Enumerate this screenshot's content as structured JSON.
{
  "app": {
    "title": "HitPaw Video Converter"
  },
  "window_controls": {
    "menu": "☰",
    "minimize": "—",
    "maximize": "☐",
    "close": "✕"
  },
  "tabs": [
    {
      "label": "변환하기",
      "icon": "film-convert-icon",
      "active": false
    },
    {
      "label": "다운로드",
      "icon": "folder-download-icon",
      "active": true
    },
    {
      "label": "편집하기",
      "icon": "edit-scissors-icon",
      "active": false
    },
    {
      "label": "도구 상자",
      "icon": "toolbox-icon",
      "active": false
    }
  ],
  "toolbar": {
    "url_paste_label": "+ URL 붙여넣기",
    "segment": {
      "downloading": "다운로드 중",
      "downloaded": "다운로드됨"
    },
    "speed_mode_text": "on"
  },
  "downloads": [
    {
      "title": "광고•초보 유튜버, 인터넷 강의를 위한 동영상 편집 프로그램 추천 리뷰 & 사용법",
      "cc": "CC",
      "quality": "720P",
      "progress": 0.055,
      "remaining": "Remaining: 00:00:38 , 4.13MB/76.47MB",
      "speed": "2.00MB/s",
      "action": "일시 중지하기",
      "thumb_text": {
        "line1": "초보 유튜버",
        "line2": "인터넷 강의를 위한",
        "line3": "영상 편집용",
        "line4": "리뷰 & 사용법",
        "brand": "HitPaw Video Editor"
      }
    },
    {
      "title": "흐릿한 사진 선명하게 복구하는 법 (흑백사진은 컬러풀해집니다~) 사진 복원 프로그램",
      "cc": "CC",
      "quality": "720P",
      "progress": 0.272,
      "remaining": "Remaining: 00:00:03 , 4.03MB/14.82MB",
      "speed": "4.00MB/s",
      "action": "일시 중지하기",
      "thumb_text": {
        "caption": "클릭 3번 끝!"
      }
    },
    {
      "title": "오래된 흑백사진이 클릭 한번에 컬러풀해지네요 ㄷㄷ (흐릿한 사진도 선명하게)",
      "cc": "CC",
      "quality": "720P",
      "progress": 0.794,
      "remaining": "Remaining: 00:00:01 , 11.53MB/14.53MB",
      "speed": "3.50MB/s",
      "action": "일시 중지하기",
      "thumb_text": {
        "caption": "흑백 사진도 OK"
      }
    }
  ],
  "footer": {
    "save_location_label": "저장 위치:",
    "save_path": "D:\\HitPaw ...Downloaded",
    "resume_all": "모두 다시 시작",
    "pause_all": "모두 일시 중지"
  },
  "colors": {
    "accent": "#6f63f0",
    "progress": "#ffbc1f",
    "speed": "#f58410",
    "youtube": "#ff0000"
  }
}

TASK BRIEF — Copy each line above that contains the string "title".

RESPONSE —
    "title": "HitPaw Video Converter"
      "title": "광고•초보 유튜버, 인터넷 강의를 위한 동영상 편집 프로그램 추천 리뷰 & 사용법",
      "title": "흐릿한 사진 선명하게 복구하는 법 (흑백사진은 컬러풀해집니다~) 사진 복원 프로그램",
      "title": "오래된 흑백사진이 클릭 한번에 컬러풀해지네요 ㄷㄷ (흐릿한 사진도 선명하게)",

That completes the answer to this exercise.